» **WHAT IS ASKED**
All records are to be retyped faithfully and completely.

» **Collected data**
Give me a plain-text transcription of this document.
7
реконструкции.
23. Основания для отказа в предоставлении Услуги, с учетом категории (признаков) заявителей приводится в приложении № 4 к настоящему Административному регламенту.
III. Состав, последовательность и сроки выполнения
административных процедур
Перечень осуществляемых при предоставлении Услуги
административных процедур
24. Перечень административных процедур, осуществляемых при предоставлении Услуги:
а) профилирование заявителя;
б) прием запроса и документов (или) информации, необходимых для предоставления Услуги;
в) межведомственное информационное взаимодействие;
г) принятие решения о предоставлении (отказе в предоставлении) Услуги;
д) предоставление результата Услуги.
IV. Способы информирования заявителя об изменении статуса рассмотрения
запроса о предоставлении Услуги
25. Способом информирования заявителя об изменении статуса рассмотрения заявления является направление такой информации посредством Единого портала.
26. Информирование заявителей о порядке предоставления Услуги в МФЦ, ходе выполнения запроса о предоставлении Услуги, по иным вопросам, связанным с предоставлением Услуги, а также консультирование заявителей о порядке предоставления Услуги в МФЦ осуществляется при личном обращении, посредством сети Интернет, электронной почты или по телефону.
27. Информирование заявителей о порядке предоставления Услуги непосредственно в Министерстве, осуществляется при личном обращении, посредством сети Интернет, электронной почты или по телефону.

» **RESULT**
Give me a plain-text transcription of this document.
7
реконструкции.
23. Основания для отказа в предоставлении Услуги, с учетом категории (признаков) заявителей приводится в приложении № 4 к настоящему Административному регламенту.
III. Состав, последовательность и сроки выполнения
административных процедур
Перечень осуществляемых при предоставлении Услуги
административных процедур
24. Перечень административных процедур, осуществляемых при предоставлении Услуги:
а) профилирование заявителя;
б) прием запроса и документов (или) информации, необходимых для предоставления Услуги;
в) межведомственное информационное взаимодействие;
г) принятие решения о предоставлении (отказе в предоставлении) Услуги;
д) предоставление результата Услуги.
IV. Способы информирования заявителя об изменении статуса рассмотрения
запроса о предоставлении Услуги
25. Способом информирования заявителя об изменении статуса рассмотрения заявления является направление такой информации посредством Единого портала.
26. Информирование заявителей о порядке предоставления Услуги в МФЦ, ходе выполнения запроса о предоставлении Услуги, по иным вопросам, связанным с предоставлением Услуги, а также консультирование заявителей о порядке предоставления Услуги в МФЦ осуществляется при личном обращении, посредством сети Интернет, электронной почты или по телефону.
27. Информирование заявителей о порядке предоставления Услуги непосредственно в Министерстве, осуществляется при личном обращении, посредством сети Интернет, электронной почты или по телефону.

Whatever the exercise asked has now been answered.